The exercise: Retype all material exactly. Pictures stay out of the copy.
-- start of Stored rows --
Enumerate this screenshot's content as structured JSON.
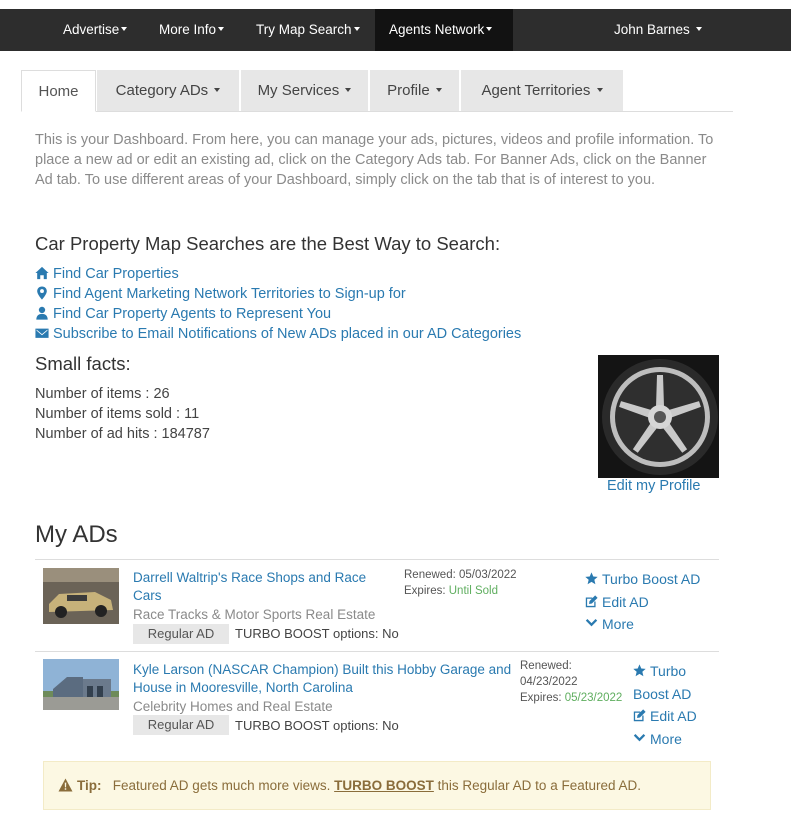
{
  "topnav": {
    "items": [
      {
        "label": "Advertise"
      },
      {
        "label": "More Info"
      },
      {
        "label": "Try Map Search"
      },
      {
        "label": "Agents Network"
      }
    ],
    "user": "John Barnes"
  },
  "tabs": [
    "Home",
    "Category ADs",
    "My Services",
    "Profile",
    "Agent Territories"
  ],
  "intro": "This is your Dashboard. From here, you can manage your ads, pictures, videos and profile information. To place a new ad or edit an existing ad, click on the Category Ads tab. For Banner Ads, click on the Banner Ad tab. To use different areas of your Dashboard, simply click on the tab that is of interest to you.",
  "search_heading": "Car Property Map Searches are the Best Way to Search:",
  "links": [
    {
      "label": "Find Car Properties",
      "icon": "home-icon"
    },
    {
      "label": "Find Agent Marketing Network Territories to Sign-up for",
      "icon": "map-marker-icon"
    },
    {
      "label": "Find Car Property Agents to Represent You",
      "icon": "user-icon"
    },
    {
      "label": "Subscribe to Email Notifications of New ADs placed in our AD Categories",
      "icon": "envelope-icon"
    }
  ],
  "facts": {
    "heading": "Small facts:",
    "items": "Number of items : 26",
    "sold": "Number of items sold : 11",
    "hits": "Number of ad hits : 184787"
  },
  "edit_profile": "Edit my Profile",
  "ads_heading": "My ADs",
  "ads": [
    {
      "title": "Darrell Waltrip's Race Shops and Race Cars",
      "category": "Race Tracks & Motor Sports Real Estate",
      "type": "Regular AD",
      "turbo_options": "TURBO BOOST options: No",
      "renewed": "Renewed: 05/03/2022",
      "expires_label": "Expires: ",
      "expires_value": "Until Sold",
      "actions": [
        "Turbo Boost AD",
        "Edit AD",
        "More"
      ]
    },
    {
      "title": "Kyle Larson (NASCAR Champion) Built this Hobby Garage and House in Mooresville, North Carolina",
      "category": "Celebrity Homes and Real Estate",
      "type": "Regular AD",
      "turbo_options": "TURBO BOOST options: No",
      "renewed_label": "Renewed:",
      "renewed_date": "04/23/2022",
      "expires_label": "Expires: ",
      "expires_value": "05/23/2022",
      "actions": [
        "Turbo",
        "Boost AD",
        "Edit AD",
        "More"
      ]
    }
  ],
  "tip": {
    "label": "Tip:",
    "text_before": "Featured AD gets much more views.",
    "link": "TURBO BOOST",
    "text_after": "this Regular AD to a Featured AD."
  },
  "colors": {
    "navbar": "#2d2d2d",
    "link": "#2a7ab0",
    "green": "#5fae5f",
    "tip_bg": "#fcf8e3"
  }
}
-- end of Stored rows --
Exercise solution:
Enumerate this screenshot's content as structured JSON.
{
  "topnav": {
    "items": [
      {
        "label": "Advertise"
      },
      {
        "label": "More Info"
      },
      {
        "label": "Try Map Search"
      },
      {
        "label": "Agents Network"
      }
    ],
    "user": "John Barnes"
  },
  "tabs": [
    "Home",
    "Category ADs",
    "My Services",
    "Profile",
    "Agent Territories"
  ],
  "intro": "This is your Dashboard. From here, you can manage your ads, pictures, videos and profile information. To place a new ad or edit an existing ad, click on the Category Ads tab. For Banner Ads, click on the Banner Ad tab. To use different areas of your Dashboard, simply click on the tab that is of interest to you.",
  "search_heading": "Car Property Map Searches are the Best Way to Search:",
  "links": [
    {
      "label": "Find Car Properties",
      "icon": "home-icon"
    },
    {
      "label": "Find Agent Marketing Network Territories to Sign-up for",
      "icon": "map-marker-icon"
    },
    {
      "label": "Find Car Property Agents to Represent You",
      "icon": "user-icon"
    },
    {
      "label": "Subscribe to Email Notifications of New ADs placed in our AD Categories",
      "icon": "envelope-icon"
    }
  ],
  "facts": {
    "heading": "Small facts:",
    "items": "Number of items : 26",
    "sold": "Number of items sold : 11",
    "hits": "Number of ad hits : 184787"
  },
  "edit_profile": "Edit my Profile",
  "ads_heading": "My ADs",
  "ads": [
    {
      "title": "Darrell Waltrip's Race Shops and Race Cars",
      "category": "Race Tracks & Motor Sports Real Estate",
      "type": "Regular AD",
      "turbo_options": "TURBO BOOST options: No",
      "renewed": "Renewed: 05/03/2022",
      "expires_label": "Expires: ",
      "expires_value": "Until Sold",
      "actions": [
        "Turbo Boost AD",
        "Edit AD",
        "More"
      ]
    },
    {
      "title": "Kyle Larson (NASCAR Champion) Built this Hobby Garage and House in Mooresville, North Carolina",
      "category": "Celebrity Homes and Real Estate",
      "type": "Regular AD",
      "turbo_options": "TURBO BOOST options: No",
      "renewed_label": "Renewed:",
      "renewed_date": "04/23/2022",
      "expires_label": "Expires: ",
      "expires_value": "05/23/2022",
      "actions": [
        "Turbo",
        "Boost AD",
        "Edit AD",
        "More"
      ]
    }
  ],
  "tip": {
    "label": "Tip:",
    "text_before": "Featured AD gets much more views.",
    "link": "TURBO BOOST",
    "text_after": "this Regular AD to a Featured AD."
  },
  "colors": {
    "navbar": "#2d2d2d",
    "link": "#2a7ab0",
    "green": "#5fae5f",
    "tip_bg": "#fcf8e3"
  }
}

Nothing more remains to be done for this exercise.